--- Available data ---

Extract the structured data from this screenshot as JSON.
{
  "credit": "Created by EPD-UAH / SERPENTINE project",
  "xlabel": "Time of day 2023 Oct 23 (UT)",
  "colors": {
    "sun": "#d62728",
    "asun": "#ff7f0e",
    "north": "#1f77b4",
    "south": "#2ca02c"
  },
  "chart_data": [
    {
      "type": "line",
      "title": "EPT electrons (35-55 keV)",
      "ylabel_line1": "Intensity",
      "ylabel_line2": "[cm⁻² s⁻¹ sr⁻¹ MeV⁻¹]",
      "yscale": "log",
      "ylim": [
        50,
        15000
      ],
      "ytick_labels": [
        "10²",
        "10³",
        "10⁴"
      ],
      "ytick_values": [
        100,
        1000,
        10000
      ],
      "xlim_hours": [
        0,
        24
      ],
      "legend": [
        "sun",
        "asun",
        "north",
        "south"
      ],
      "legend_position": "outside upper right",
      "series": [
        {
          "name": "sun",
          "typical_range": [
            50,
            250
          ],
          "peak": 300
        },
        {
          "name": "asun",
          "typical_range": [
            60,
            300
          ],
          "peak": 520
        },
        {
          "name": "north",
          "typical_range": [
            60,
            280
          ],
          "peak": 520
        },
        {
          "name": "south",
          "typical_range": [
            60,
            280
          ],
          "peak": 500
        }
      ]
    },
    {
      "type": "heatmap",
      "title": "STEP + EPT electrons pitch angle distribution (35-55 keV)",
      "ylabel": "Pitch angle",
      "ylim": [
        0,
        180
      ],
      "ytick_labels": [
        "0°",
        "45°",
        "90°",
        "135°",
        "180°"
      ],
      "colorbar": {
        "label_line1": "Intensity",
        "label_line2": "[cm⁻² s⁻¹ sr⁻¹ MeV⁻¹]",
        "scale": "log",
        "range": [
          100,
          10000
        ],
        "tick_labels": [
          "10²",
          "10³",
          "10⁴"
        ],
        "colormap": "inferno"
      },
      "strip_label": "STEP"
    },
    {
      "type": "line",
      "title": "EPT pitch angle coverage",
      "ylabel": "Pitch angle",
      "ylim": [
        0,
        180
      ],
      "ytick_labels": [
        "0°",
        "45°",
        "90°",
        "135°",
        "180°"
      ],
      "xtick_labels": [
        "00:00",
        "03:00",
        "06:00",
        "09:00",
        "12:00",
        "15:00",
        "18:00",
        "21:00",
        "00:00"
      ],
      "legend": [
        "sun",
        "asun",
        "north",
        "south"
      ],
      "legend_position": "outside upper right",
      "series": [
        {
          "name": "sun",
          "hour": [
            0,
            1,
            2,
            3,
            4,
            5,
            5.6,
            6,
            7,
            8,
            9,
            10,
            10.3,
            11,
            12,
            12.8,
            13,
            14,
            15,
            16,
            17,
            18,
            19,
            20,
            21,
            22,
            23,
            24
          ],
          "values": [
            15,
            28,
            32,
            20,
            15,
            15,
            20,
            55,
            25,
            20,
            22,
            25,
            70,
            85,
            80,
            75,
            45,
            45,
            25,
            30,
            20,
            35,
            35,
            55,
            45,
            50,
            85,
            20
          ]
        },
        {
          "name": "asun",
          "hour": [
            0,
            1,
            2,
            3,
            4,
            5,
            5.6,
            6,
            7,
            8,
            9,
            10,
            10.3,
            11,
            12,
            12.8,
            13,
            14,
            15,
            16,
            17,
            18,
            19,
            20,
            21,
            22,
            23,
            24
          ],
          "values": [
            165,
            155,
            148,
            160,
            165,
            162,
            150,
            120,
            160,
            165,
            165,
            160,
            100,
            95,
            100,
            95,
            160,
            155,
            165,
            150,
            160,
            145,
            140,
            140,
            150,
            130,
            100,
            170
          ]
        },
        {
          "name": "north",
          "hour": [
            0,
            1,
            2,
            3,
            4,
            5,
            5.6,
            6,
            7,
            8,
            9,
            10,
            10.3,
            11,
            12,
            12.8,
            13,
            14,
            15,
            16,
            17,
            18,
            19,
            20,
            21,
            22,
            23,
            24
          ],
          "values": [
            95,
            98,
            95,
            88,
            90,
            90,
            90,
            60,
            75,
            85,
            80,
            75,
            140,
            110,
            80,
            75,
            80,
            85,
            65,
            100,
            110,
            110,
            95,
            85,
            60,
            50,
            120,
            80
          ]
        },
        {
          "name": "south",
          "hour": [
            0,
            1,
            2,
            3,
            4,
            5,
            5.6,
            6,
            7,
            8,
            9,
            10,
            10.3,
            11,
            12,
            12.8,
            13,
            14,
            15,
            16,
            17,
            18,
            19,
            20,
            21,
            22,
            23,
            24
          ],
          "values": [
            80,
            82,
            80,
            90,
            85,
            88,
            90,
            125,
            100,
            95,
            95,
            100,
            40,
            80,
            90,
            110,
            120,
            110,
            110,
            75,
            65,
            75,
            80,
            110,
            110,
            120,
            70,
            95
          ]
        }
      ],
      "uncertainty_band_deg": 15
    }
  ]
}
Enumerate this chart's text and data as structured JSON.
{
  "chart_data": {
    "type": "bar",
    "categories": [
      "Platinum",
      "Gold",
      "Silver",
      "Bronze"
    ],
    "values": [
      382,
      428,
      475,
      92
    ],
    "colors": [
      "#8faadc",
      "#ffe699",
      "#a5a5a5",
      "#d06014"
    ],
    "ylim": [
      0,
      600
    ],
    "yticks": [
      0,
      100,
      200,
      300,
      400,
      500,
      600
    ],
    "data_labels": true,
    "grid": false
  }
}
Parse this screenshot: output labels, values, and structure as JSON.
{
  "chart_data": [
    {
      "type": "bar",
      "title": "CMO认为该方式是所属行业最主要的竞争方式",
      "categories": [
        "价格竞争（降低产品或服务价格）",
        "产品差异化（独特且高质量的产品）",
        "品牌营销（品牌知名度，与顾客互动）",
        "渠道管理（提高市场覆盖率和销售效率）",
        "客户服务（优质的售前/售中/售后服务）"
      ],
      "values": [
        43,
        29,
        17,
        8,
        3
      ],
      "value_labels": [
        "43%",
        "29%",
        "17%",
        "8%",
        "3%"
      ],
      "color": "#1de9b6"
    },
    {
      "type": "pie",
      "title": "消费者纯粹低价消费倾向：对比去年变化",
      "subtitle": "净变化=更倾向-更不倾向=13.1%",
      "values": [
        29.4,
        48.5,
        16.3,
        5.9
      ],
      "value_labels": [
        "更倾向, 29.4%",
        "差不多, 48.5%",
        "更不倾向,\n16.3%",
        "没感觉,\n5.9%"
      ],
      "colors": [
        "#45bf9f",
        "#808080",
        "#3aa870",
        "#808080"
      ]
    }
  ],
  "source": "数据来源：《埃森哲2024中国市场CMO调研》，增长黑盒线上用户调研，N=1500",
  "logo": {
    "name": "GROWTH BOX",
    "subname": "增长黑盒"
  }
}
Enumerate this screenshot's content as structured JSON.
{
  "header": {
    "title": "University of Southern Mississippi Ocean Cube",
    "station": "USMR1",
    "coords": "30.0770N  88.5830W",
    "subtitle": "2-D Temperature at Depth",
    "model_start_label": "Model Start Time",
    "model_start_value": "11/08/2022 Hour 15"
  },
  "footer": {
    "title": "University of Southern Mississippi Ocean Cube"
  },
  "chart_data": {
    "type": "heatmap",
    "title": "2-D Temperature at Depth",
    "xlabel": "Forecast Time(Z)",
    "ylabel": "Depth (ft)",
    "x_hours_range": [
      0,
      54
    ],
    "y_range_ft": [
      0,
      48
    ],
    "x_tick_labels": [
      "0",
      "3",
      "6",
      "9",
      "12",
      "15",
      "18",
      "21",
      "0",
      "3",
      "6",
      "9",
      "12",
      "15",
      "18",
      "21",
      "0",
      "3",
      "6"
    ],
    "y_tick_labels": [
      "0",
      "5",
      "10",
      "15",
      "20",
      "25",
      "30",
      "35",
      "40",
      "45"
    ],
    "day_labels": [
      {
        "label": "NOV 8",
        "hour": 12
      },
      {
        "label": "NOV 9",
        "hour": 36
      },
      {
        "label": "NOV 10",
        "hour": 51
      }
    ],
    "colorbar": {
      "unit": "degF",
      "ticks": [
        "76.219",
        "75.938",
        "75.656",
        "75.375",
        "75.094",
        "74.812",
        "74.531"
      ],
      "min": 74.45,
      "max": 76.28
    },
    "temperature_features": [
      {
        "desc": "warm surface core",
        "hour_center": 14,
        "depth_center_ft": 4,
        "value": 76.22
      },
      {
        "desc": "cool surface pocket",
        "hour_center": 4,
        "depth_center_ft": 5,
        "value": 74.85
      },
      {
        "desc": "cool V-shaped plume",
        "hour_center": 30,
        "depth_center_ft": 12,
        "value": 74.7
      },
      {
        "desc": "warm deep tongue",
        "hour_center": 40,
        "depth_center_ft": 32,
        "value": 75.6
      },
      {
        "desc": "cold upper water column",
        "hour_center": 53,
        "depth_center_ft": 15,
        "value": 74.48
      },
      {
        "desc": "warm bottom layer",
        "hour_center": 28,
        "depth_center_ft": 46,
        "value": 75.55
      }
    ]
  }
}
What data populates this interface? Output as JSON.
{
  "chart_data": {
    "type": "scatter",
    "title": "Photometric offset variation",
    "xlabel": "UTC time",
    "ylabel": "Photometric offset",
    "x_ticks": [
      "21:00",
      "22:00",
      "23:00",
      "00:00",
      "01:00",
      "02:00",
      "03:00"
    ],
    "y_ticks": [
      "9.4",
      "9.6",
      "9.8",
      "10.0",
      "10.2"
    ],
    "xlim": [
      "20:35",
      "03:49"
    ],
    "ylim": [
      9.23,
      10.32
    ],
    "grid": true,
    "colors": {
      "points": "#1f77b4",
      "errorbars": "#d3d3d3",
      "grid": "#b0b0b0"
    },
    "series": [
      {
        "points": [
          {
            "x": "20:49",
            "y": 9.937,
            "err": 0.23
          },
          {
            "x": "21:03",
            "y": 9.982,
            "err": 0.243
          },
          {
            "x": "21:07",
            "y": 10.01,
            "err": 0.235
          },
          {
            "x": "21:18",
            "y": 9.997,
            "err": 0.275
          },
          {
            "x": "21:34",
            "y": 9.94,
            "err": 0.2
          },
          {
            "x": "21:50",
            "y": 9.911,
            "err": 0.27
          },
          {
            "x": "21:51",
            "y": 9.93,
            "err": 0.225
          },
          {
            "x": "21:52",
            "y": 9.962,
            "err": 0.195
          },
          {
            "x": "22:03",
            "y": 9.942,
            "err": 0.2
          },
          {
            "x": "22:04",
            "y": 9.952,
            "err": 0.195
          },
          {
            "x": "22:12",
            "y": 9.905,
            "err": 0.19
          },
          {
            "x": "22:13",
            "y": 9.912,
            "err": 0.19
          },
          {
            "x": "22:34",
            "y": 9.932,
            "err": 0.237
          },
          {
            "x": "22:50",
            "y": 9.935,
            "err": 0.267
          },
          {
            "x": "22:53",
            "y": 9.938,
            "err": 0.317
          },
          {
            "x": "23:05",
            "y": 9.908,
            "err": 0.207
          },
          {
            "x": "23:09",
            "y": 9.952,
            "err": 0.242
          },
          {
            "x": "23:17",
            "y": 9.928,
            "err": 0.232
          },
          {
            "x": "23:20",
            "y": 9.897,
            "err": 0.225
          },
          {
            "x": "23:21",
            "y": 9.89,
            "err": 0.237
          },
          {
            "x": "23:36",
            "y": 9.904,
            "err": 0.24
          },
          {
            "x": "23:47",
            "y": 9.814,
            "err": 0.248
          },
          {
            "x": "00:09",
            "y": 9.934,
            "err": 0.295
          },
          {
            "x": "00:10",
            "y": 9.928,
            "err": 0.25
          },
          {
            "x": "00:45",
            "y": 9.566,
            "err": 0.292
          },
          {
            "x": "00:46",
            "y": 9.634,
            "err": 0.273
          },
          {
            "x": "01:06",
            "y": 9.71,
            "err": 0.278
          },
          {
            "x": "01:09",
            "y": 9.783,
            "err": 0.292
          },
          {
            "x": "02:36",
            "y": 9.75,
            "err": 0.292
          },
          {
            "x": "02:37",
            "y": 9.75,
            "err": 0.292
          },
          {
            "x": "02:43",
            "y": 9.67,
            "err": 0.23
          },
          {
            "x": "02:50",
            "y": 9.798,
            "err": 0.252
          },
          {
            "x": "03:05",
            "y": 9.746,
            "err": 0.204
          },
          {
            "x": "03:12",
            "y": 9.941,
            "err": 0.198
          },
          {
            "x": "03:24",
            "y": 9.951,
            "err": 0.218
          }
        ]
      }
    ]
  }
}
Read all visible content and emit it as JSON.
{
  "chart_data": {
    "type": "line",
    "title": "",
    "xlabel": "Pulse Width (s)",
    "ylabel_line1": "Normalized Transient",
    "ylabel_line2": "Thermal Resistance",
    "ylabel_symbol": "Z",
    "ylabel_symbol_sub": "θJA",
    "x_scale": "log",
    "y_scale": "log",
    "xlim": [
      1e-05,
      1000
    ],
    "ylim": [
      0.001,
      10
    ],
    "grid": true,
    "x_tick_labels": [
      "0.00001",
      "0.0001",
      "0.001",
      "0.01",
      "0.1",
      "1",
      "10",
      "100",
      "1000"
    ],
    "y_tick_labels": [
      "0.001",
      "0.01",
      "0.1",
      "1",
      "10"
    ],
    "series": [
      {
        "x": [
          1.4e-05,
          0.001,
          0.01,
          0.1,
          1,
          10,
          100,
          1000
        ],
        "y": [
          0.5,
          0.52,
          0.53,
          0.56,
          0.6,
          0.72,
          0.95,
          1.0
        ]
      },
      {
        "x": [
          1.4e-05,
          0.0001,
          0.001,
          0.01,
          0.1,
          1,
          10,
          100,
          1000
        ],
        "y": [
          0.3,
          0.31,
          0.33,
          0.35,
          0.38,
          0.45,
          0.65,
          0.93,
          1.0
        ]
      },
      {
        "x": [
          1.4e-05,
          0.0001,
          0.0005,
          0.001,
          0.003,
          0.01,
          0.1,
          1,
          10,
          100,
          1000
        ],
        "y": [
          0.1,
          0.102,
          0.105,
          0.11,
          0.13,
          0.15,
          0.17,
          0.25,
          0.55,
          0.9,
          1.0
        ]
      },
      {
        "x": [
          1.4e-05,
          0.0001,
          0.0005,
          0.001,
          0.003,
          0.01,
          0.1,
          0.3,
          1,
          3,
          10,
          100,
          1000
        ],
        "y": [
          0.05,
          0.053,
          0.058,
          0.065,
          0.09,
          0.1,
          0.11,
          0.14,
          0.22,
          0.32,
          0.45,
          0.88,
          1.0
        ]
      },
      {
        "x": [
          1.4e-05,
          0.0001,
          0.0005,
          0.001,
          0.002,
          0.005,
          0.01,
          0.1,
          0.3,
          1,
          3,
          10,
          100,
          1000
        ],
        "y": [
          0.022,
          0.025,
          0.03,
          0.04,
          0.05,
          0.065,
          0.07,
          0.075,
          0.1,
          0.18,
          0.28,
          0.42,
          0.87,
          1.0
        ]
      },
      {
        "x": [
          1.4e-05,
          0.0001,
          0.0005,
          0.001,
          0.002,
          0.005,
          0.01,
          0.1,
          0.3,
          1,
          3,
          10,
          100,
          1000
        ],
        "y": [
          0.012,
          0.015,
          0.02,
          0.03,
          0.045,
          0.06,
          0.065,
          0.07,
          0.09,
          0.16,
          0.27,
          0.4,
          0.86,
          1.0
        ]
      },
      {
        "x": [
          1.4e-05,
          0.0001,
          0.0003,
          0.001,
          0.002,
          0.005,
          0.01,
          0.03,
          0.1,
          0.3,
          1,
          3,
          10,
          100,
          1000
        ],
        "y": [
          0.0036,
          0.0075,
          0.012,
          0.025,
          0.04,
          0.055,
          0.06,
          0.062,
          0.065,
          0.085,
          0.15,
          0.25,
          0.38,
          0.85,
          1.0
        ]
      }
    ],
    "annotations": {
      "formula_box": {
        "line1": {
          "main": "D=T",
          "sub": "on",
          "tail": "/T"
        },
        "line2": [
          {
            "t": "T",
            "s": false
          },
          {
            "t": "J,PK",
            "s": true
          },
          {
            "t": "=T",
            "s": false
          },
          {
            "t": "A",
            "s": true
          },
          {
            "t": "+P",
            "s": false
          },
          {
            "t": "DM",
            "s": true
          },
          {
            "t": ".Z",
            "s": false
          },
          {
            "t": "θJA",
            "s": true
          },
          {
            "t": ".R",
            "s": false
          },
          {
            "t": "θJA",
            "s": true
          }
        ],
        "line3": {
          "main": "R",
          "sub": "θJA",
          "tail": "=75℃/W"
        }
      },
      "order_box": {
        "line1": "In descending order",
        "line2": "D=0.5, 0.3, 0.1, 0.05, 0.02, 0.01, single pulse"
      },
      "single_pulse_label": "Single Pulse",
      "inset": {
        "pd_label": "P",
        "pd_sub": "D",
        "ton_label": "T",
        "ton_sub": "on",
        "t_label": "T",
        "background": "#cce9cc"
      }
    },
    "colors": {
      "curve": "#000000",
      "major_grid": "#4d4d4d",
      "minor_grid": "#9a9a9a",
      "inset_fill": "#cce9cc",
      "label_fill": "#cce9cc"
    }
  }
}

--- Directive ---
From the material above, count the lines that include "Photometric" and give only the total.

--- Full output ---
2